Не из чего не видно: оно ее "притягивает прямо пропорционально массе и обратно пропорционально квадратам расстояний".
Таким образом, 1-й ответ о солнце и о земле Коперника был глуп.
Просто - глуп.
Он "сосчитал". Но "счет" в применении к нравственному явлению я нахожу просто глупым.
Он просто ответил глупо, негодно.
С этого глупого ответа Коперника на нравственный вопрос о планете и солнце началась пошлость планеты и опустошение Небес.
"Конечно, - земля не имеет об себе заботы солнца, а только притягивается по кубам расстояний".
Тьфу.
№ 4
ПРАВДА И КРИВДА
"Без грешного человек не проживет, а без святого - слишком проживет". Это-то и составляет самую, самую главную часть а-космичности христианства.
Не только: "читаю ли я Евангелие с начала к концу, или от конца к началу", я совершенно ничего не понимаю:
как мир устроен? и - почему?
Так что Иисус Христос уж никак не научил нас мирозданию; но и сверх этого и главным образом: - "дела плоти" он объявил грешными, а "дела духа" праведными. Я же думаю, что "дела плоти" суть главное, а "дела духа" - так, одни разговоры.
"Дела плоти" и суть космогония, а "дела духа" приблизительно выдумка.
И Христос, занявшись "делами духа", - занялся чем-то в мире побочным, второстепенным, дробным, частным. Он взял себе "обстоятельства образа действия", а не самый "образ действия", - т. е. взял он не сказуемое того предложения, которое составляет всемирную историю и человеческую жизнь, а - только одни обстоятельственные, теневые, штриховые слова.
"Сказуемое" - это еда, питье, совокупление. О всем этом Иисус сказал, что - "грешно", и - что "дела плоти соблазняют вас". Но если бы "не соблазняли" - человек и человечество умерли бы. А как "слава Богу - соблазняют", то - тоже "слава Богу" - человечество продолжает жить.
Позвольте: что за "слава Богу", если человек (человечество) умер?
Как же он мог сказать: "Аз есмь путь и жизнь"? Ничего подобного. Ничего даже приблизительного. "Обстоятельственные слова".
______
● ЗАДАНИЯ
A. Пожалуйста, выпишите из отрывка дословно текст между словами "И Христос, занявшись" и "человек (человечество) умер?", включая обе границы.
B. Определите, согласуются ли с отрывком утверждения: (i) ответ Коперника в отрывке назван глупым; (ii) «дела духа» названы главным, а «дела плоти» — одними разговорами; (iii) «сказуемым» названы еда, питье и совокупление. Для каждого ответьте «да» или «нет» и дословно приведите решающие слова отрывка.
Строки взяты из другого источника, не из отрывка.
______
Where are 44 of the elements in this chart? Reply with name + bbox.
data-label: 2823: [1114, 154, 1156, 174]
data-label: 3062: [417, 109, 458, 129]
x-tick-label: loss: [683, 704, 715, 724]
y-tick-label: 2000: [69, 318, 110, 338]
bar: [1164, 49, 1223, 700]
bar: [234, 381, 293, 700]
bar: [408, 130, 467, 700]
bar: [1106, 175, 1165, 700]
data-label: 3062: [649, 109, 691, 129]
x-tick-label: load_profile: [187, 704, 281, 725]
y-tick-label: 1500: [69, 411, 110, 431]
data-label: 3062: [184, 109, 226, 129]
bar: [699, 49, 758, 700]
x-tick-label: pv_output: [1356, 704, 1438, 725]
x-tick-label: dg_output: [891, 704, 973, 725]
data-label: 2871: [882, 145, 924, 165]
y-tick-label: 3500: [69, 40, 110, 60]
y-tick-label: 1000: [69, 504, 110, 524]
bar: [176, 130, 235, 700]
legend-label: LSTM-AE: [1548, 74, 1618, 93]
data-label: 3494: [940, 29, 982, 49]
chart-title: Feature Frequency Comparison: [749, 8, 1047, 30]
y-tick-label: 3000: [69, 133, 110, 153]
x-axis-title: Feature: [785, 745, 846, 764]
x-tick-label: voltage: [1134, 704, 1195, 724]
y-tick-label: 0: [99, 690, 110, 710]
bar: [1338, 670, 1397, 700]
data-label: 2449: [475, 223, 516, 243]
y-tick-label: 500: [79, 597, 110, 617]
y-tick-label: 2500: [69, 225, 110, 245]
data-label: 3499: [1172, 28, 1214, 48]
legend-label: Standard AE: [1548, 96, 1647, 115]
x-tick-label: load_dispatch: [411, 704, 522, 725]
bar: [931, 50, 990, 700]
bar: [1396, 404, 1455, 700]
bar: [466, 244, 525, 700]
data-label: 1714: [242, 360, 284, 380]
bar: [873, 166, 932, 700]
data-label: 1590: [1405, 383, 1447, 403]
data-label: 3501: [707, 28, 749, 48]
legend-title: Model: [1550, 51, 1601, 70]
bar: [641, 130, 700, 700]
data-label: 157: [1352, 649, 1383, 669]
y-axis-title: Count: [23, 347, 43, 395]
______
● ОТВЕТЫ
A.
И Христос, занявшись "делами духа", - занялся чем-то в мире побочным, второстепенным, дробным, частным. Он взял себе "обстоятельства образа действия", а не самый "образ действия", - т. е. взял он не сказуемое того предложения, которое составляет всемирную историю и человеческую жизнь, а - только одни обстоятельственные, теневые, штриховые слова.
"Сказуемое" - это еда, питье, совокупление. О всем этом Иисус сказал, что - "грешно", и - что "дела плоти соблазняют вас". Но если бы "не соблазняли" - человек и человечество умерли бы. А как "слава Богу - соблазняют", то - тоже "слава Богу" - человечество продолжает жить.
Позвольте: что за "слава Богу", если человек (человечество) умер?

B.
(i) Да: «Таким образом, 1-й ответ о солнце и о земле Коперника был глуп.»
(ii) Нет: «Я же думаю, что "дела плоти" суть главное, а "дела духа" - так, одни разговоры.»
(iii) Да: «"Сказуемое" - это еда, питье, совокупление.»